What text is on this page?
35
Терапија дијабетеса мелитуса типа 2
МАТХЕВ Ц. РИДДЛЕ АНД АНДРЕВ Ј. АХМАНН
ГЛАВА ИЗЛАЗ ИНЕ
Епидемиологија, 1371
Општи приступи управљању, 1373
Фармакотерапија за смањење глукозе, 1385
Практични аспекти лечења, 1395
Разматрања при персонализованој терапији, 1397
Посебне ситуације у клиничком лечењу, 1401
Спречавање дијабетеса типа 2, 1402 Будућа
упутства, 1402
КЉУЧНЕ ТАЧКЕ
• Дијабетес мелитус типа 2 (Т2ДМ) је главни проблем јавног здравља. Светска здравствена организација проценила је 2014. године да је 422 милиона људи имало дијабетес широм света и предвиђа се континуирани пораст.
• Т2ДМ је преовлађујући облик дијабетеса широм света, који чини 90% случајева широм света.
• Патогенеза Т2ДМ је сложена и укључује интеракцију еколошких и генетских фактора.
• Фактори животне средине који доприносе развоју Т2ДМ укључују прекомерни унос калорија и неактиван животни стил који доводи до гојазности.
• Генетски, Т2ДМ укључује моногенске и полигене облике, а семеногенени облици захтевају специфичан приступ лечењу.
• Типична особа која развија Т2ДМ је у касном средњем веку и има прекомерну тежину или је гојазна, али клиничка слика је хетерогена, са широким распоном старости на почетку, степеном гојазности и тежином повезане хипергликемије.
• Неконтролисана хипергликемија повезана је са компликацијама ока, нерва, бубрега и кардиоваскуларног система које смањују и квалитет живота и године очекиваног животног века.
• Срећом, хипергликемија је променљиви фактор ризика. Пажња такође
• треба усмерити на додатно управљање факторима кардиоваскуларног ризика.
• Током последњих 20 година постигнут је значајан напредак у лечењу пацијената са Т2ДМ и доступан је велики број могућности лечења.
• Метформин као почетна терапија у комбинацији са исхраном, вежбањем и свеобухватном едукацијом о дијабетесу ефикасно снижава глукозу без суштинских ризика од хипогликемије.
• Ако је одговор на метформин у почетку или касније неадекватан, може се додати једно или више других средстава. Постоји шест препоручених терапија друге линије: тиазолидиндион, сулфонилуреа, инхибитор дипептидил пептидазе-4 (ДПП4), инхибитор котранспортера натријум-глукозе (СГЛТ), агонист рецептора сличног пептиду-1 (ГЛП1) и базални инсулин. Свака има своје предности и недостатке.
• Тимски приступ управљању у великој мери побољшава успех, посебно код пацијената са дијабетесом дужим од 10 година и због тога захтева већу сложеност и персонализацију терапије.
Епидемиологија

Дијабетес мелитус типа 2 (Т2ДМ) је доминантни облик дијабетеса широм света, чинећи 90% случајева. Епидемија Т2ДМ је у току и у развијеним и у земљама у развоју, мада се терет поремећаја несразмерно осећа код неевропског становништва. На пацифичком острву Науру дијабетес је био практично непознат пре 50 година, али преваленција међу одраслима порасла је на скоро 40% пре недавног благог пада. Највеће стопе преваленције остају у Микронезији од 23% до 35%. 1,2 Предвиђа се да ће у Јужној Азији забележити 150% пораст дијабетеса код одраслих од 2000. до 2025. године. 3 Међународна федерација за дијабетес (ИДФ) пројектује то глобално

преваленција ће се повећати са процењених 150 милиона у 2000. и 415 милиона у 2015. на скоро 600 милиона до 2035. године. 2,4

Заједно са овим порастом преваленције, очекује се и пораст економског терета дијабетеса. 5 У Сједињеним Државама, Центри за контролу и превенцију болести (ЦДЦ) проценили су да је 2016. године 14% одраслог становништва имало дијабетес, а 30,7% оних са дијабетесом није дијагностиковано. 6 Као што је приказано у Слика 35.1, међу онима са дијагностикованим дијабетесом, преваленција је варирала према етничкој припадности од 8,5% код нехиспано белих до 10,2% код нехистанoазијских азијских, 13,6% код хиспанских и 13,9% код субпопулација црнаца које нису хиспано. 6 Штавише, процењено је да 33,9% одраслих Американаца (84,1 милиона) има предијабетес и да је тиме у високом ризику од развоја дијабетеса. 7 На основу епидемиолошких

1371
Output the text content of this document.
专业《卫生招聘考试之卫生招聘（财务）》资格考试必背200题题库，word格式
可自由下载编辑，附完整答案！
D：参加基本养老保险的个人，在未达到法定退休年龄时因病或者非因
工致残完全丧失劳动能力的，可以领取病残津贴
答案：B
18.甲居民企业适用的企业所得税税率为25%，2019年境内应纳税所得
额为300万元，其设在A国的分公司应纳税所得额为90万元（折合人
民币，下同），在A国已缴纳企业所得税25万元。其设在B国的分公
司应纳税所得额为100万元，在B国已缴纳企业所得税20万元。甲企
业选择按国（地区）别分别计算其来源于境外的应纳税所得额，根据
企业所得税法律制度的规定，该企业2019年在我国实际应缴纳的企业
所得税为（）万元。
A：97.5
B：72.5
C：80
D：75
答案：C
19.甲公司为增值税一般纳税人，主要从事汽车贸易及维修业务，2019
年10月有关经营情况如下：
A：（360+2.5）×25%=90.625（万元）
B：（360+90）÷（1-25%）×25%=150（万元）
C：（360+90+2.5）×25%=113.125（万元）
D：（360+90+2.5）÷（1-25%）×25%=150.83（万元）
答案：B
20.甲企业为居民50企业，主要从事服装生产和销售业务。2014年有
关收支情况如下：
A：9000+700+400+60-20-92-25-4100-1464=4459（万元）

- _What the task asks_
Please repeat the material above, word for word and in full.

- _Written solution_
What text is on this page?
35
Терапија дијабетеса мелитуса типа 2
МАТХЕВ Ц. РИДДЛЕ АНД АНДРЕВ Ј. АХМАНН
ГЛАВА ИЗЛАЗ ИНЕ
Епидемиологија, 1371
Општи приступи управљању, 1373
Фармакотерапија за смањење глукозе, 1385
Практични аспекти лечења, 1395
Разматрања при персонализованој терапији, 1397
Посебне ситуације у клиничком лечењу, 1401
Спречавање дијабетеса типа 2, 1402 Будућа
упутства, 1402
КЉУЧНЕ ТАЧКЕ
• Дијабетес мелитус типа 2 (Т2ДМ) је главни проблем јавног здравља. Светска здравствена организација проценила је 2014. године да је 422 милиона људи имало дијабетес широм света и предвиђа се континуирани пораст.
• Т2ДМ је преовлађујући облик дијабетеса широм света, који чини 90% случајева широм света.
• Патогенеза Т2ДМ је сложена и укључује интеракцију еколошких и генетских фактора.
• Фактори животне средине који доприносе развоју Т2ДМ укључују прекомерни унос калорија и неактиван животни стил који доводи до гојазности.
• Генетски, Т2ДМ укључује моногенске и полигене облике, а семеногенени облици захтевају специфичан приступ лечењу.
• Типична особа која развија Т2ДМ је у касном средњем веку и има прекомерну тежину или је гојазна, али клиничка слика је хетерогена, са широким распоном старости на почетку, степеном гојазности и тежином повезане хипергликемије.
• Неконтролисана хипергликемија повезана је са компликацијама ока, нерва, бубрега и кардиоваскуларног система које смањују и квалитет живота и године очекиваног животног века.
• Срећом, хипергликемија је променљиви фактор ризика. Пажња такође
• треба усмерити на додатно управљање факторима кардиоваскуларног ризика.
• Током последњих 20 година постигнут је значајан напредак у лечењу пацијената са Т2ДМ и доступан је велики број могућности лечења.
• Метформин као почетна терапија у комбинацији са исхраном, вежбањем и свеобухватном едукацијом о дијабетесу ефикасно снижава глукозу без суштинских ризика од хипогликемије.
• Ако је одговор на метформин у почетку или касније неадекватан, може се додати једно или више других средстава. Постоји шест препоручених терапија друге линије: тиазолидиндион, сулфонилуреа, инхибитор дипептидил пептидазе-4 (ДПП4), инхибитор котранспортера натријум-глукозе (СГЛТ), агонист рецептора сличног пептиду-1 (ГЛП1) и базални инсулин. Свака има своје предности и недостатке.
• Тимски приступ управљању у великој мери побољшава успех, посебно код пацијената са дијабетесом дужим од 10 година и због тога захтева већу сложеност и персонализацију терапије.
Епидемиологија

Дијабетес мелитус типа 2 (Т2ДМ) је доминантни облик дијабетеса широм света, чинећи 90% случајева. Епидемија Т2ДМ је у току и у развијеним и у земљама у развоју, мада се терет поремећаја несразмерно осећа код неевропског становништва. На пацифичком острву Науру дијабетес је био практично непознат пре 50 година, али преваленција међу одраслима порасла је на скоро 40% пре недавног благог пада. Највеће стопе преваленције остају у Микронезији од 23% до 35%. 1,2 Предвиђа се да ће у Јужној Азији забележити 150% пораст дијабетеса код одраслих од 2000. до 2025. године. 3 Међународна федерација за дијабетес (ИДФ) пројектује то глобално

преваленција ће се повећати са процењених 150 милиона у 2000. и 415 милиона у 2015. на скоро 600 милиона до 2035. године. 2,4

Заједно са овим порастом преваленције, очекује се и пораст економског терета дијабетеса. 5 У Сједињеним Државама, Центри за контролу и превенцију болести (ЦДЦ) проценили су да је 2016. године 14% одраслог становништва имало дијабетес, а 30,7% оних са дијабетесом није дијагностиковано. 6 Као што је приказано у Слика 35.1, међу онима са дијагностикованим дијабетесом, преваленција је варирала према етничкој припадности од 8,5% код нехиспано белих до 10,2% код нехистанoазијских азијских, 13,6% код хиспанских и 13,9% код субпопулација црнаца које нису хиспано. 6 Штавише, процењено је да 33,9% одраслих Американаца (84,1 милиона) има предијабетес и да је тиме у високом ризику од развоја дијабетеса. 7 На основу епидемиолошких

1371
Output the text content of this document.
专业《卫生招聘考试之卫生招聘（财务）》资格考试必背200题题库，word格式
可自由下载编辑，附完整答案！
D：参加基本养老保险的个人，在未达到法定退休年龄时因病或者非因
工致残完全丧失劳动能力的，可以领取病残津贴
答案：B
18.甲居民企业适用的企业所得税税率为25%，2019年境内应纳税所得
额为300万元，其设在A国的分公司应纳税所得额为90万元（折合人
民币，下同），在A国已缴纳企业所得税25万元。其设在B国的分公
司应纳税所得额为100万元，在B国已缴纳企业所得税20万元。甲企
业选择按国（地区）别分别计算其来源于境外的应纳税所得额，根据
企业所得税法律制度的规定，该企业2019年在我国实际应缴纳的企业
所得税为（）万元。
A：97.5
B：72.5
C：80
D：75
答案：C
19.甲公司为增值税一般纳税人，主要从事汽车贸易及维修业务，2019
年10月有关经营情况如下：
A：（360+2.5）×25%=90.625（万元）
B：（360+90）÷（1-25%）×25%=150（万元）
C：（360+90+2.5）×25%=113.125（万元）
D：（360+90+2.5）÷（1-25%）×25%=150.83（万元）
答案：B
20.甲企业为居民50企业，主要从事服装生产和销售业务。2014年有
关收支情况如下：
A：9000+700+400+60-20-92-25-4100-1464=4459（万元）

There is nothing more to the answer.